**DATA SECTION:**
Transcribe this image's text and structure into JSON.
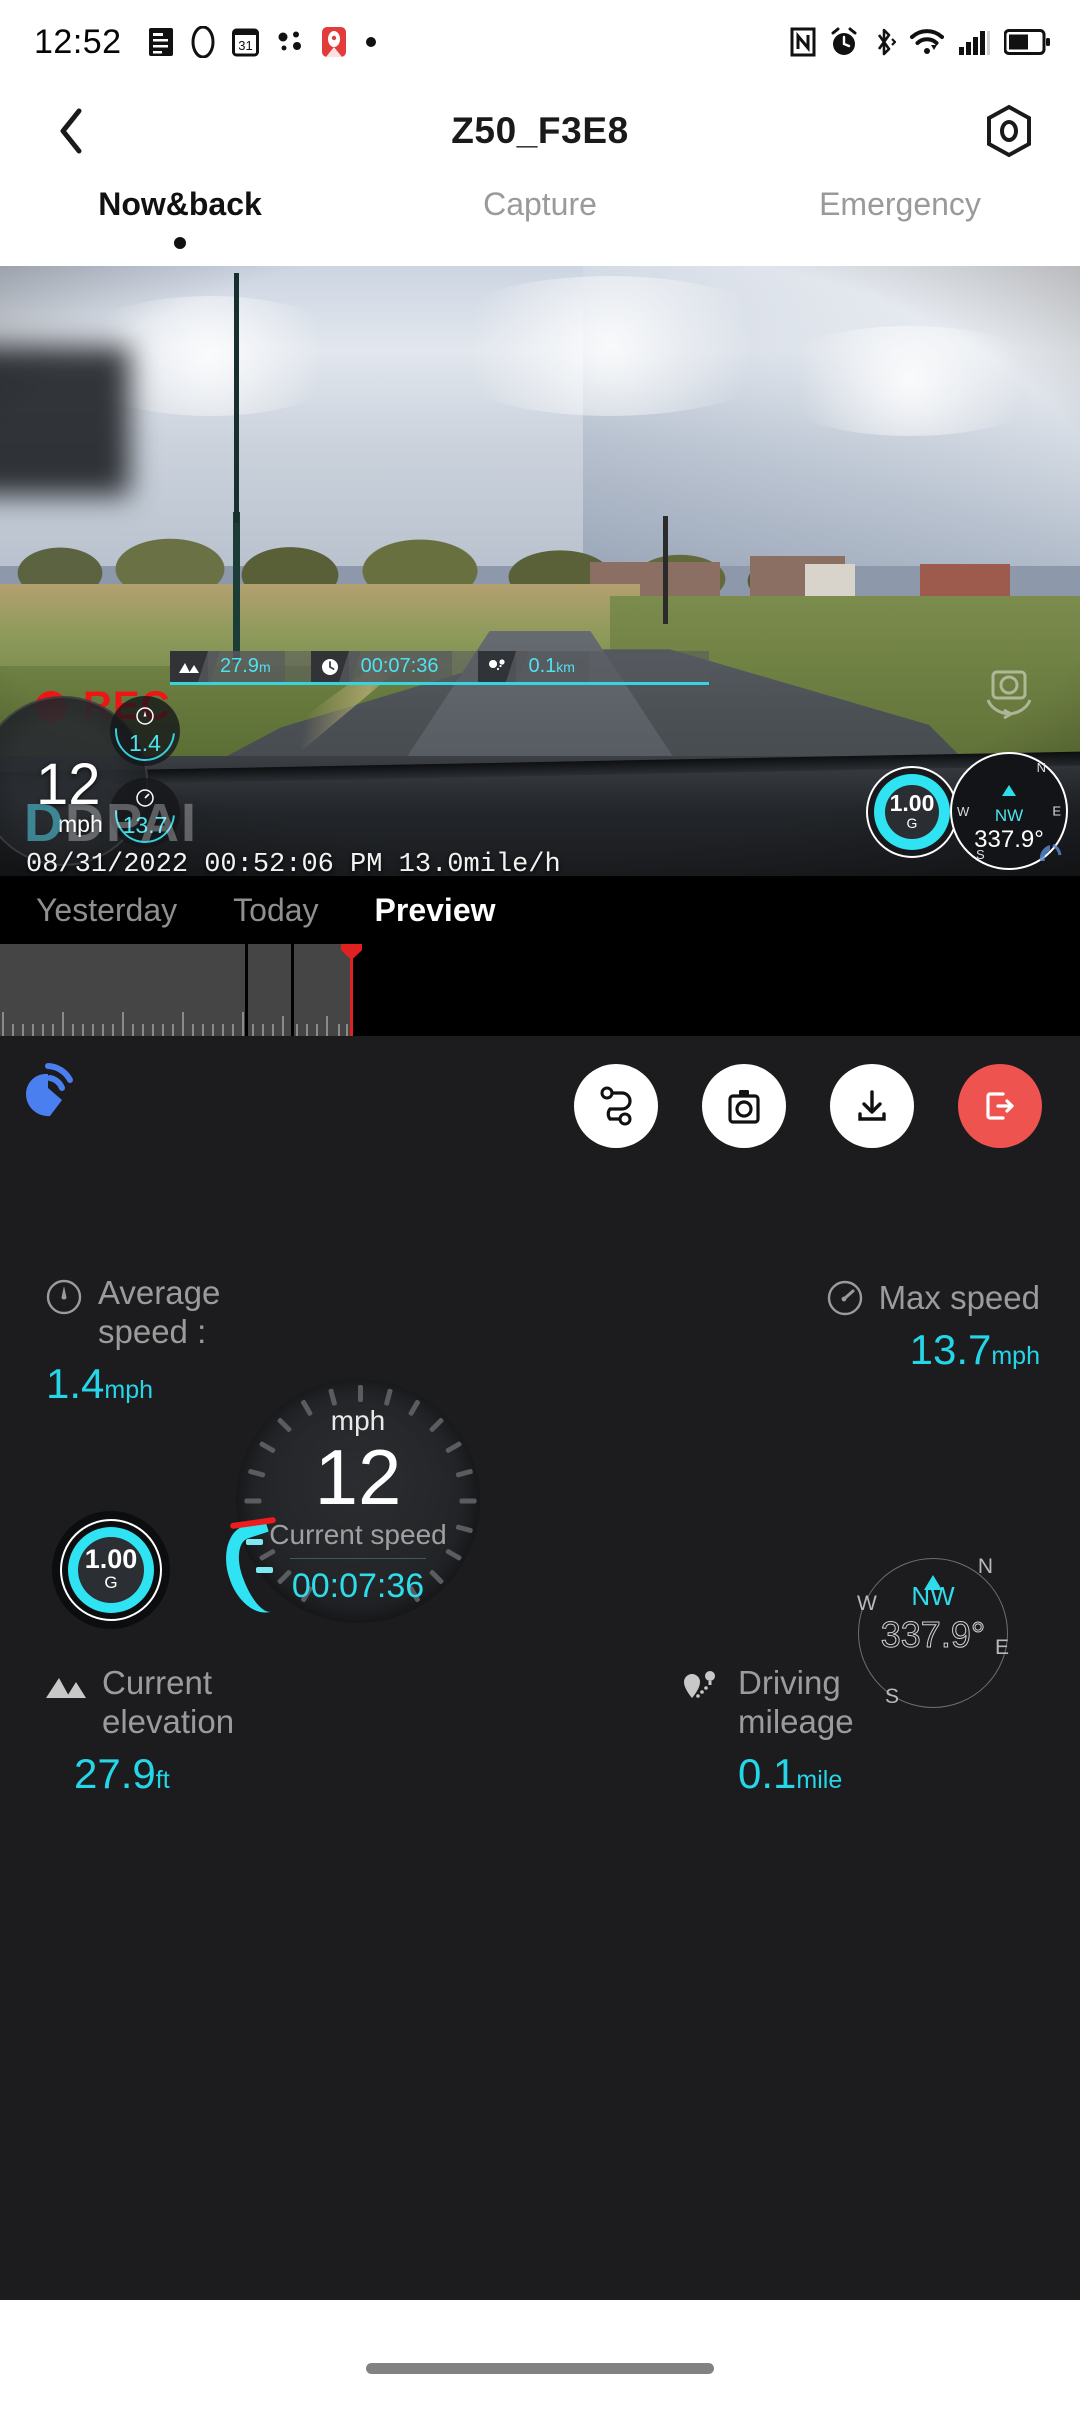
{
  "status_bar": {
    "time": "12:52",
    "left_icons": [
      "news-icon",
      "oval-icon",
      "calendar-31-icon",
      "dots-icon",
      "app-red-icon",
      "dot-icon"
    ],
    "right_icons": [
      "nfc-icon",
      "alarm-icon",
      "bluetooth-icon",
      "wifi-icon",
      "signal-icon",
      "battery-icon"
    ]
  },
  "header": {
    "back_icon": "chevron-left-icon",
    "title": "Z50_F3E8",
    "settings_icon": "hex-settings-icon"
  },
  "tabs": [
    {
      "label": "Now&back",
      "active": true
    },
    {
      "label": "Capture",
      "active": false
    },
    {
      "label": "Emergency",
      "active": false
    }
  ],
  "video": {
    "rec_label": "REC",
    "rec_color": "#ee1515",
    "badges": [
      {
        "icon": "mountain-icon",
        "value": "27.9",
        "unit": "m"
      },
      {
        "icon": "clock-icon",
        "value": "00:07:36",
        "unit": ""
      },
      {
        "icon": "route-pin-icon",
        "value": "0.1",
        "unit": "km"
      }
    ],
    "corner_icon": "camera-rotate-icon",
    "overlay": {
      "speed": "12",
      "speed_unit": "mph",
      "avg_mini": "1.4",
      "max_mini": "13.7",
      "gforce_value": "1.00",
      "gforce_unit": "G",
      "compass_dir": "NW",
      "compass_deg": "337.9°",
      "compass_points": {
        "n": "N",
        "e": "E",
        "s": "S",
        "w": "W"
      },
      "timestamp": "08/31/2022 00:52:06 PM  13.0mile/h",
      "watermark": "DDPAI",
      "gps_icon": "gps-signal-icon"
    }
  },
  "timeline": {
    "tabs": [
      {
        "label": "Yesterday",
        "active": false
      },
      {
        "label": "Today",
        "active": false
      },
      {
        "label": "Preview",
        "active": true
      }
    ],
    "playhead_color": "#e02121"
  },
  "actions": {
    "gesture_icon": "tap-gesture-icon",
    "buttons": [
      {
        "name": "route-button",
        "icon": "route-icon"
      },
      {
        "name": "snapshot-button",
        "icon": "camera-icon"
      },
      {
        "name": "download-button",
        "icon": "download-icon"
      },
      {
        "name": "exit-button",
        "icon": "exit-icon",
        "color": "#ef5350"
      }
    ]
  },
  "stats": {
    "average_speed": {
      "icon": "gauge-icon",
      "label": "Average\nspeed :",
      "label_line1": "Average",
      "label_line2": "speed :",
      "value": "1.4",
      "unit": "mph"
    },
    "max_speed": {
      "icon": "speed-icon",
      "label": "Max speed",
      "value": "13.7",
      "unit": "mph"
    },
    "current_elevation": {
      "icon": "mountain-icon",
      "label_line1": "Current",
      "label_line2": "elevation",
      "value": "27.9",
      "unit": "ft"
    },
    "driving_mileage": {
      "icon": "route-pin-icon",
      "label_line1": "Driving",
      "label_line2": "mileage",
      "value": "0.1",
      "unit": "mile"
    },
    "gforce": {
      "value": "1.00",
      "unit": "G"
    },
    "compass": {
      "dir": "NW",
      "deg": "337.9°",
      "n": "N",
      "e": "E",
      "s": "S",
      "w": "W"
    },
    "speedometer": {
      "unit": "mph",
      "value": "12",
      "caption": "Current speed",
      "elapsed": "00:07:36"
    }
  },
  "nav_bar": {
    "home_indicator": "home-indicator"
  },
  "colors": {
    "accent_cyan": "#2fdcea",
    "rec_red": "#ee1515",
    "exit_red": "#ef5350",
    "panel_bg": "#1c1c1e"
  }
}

**PROBLEM REQUIREMENTS:** Reproduce every record above exactly, but leave out the pictures.

**RESPONSE:**
Transcribe this image's text and structure into JSON.
{
  "status_bar": {
    "time": "12:52",
    "left_icons": [
      "news-icon",
      "oval-icon",
      "calendar-31-icon",
      "dots-icon",
      "app-red-icon",
      "dot-icon"
    ],
    "right_icons": [
      "nfc-icon",
      "alarm-icon",
      "bluetooth-icon",
      "wifi-icon",
      "signal-icon",
      "battery-icon"
    ]
  },
  "header": {
    "back_icon": "chevron-left-icon",
    "title": "Z50_F3E8",
    "settings_icon": "hex-settings-icon"
  },
  "tabs": [
    {
      "label": "Now&back",
      "active": true
    },
    {
      "label": "Capture",
      "active": false
    },
    {
      "label": "Emergency",
      "active": false
    }
  ],
  "video": {
    "rec_label": "REC",
    "rec_color": "#ee1515",
    "badges": [
      {
        "icon": "mountain-icon",
        "value": "27.9",
        "unit": "m"
      },
      {
        "icon": "clock-icon",
        "value": "00:07:36",
        "unit": ""
      },
      {
        "icon": "route-pin-icon",
        "value": "0.1",
        "unit": "km"
      }
    ],
    "corner_icon": "camera-rotate-icon",
    "overlay": {
      "speed": "12",
      "speed_unit": "mph",
      "avg_mini": "1.4",
      "max_mini": "13.7",
      "gforce_value": "1.00",
      "gforce_unit": "G",
      "compass_dir": "NW",
      "compass_deg": "337.9°",
      "compass_points": {
        "n": "N",
        "e": "E",
        "s": "S",
        "w": "W"
      },
      "timestamp": "08/31/2022 00:52:06 PM  13.0mile/h",
      "watermark": "DDPAI",
      "gps_icon": "gps-signal-icon"
    }
  },
  "timeline": {
    "tabs": [
      {
        "label": "Yesterday",
        "active": false
      },
      {
        "label": "Today",
        "active": false
      },
      {
        "label": "Preview",
        "active": true
      }
    ],
    "playhead_color": "#e02121"
  },
  "actions": {
    "gesture_icon": "tap-gesture-icon",
    "buttons": [
      {
        "name": "route-button",
        "icon": "route-icon"
      },
      {
        "name": "snapshot-button",
        "icon": "camera-icon"
      },
      {
        "name": "download-button",
        "icon": "download-icon"
      },
      {
        "name": "exit-button",
        "icon": "exit-icon",
        "color": "#ef5350"
      }
    ]
  },
  "stats": {
    "average_speed": {
      "icon": "gauge-icon",
      "label": "Average\nspeed :",
      "label_line1": "Average",
      "label_line2": "speed :",
      "value": "1.4",
      "unit": "mph"
    },
    "max_speed": {
      "icon": "speed-icon",
      "label": "Max speed",
      "value": "13.7",
      "unit": "mph"
    },
    "current_elevation": {
      "icon": "mountain-icon",
      "label_line1": "Current",
      "label_line2": "elevation",
      "value": "27.9",
      "unit": "ft"
    },
    "driving_mileage": {
      "icon": "route-pin-icon",
      "label_line1": "Driving",
      "label_line2": "mileage",
      "value": "0.1",
      "unit": "mile"
    },
    "gforce": {
      "value": "1.00",
      "unit": "G"
    },
    "compass": {
      "dir": "NW",
      "deg": "337.9°",
      "n": "N",
      "e": "E",
      "s": "S",
      "w": "W"
    },
    "speedometer": {
      "unit": "mph",
      "value": "12",
      "caption": "Current speed",
      "elapsed": "00:07:36"
    }
  },
  "nav_bar": {
    "home_indicator": "home-indicator"
  },
  "colors": {
    "accent_cyan": "#2fdcea",
    "rec_red": "#ee1515",
    "exit_red": "#ef5350",
    "panel_bg": "#1c1c1e"
  }
}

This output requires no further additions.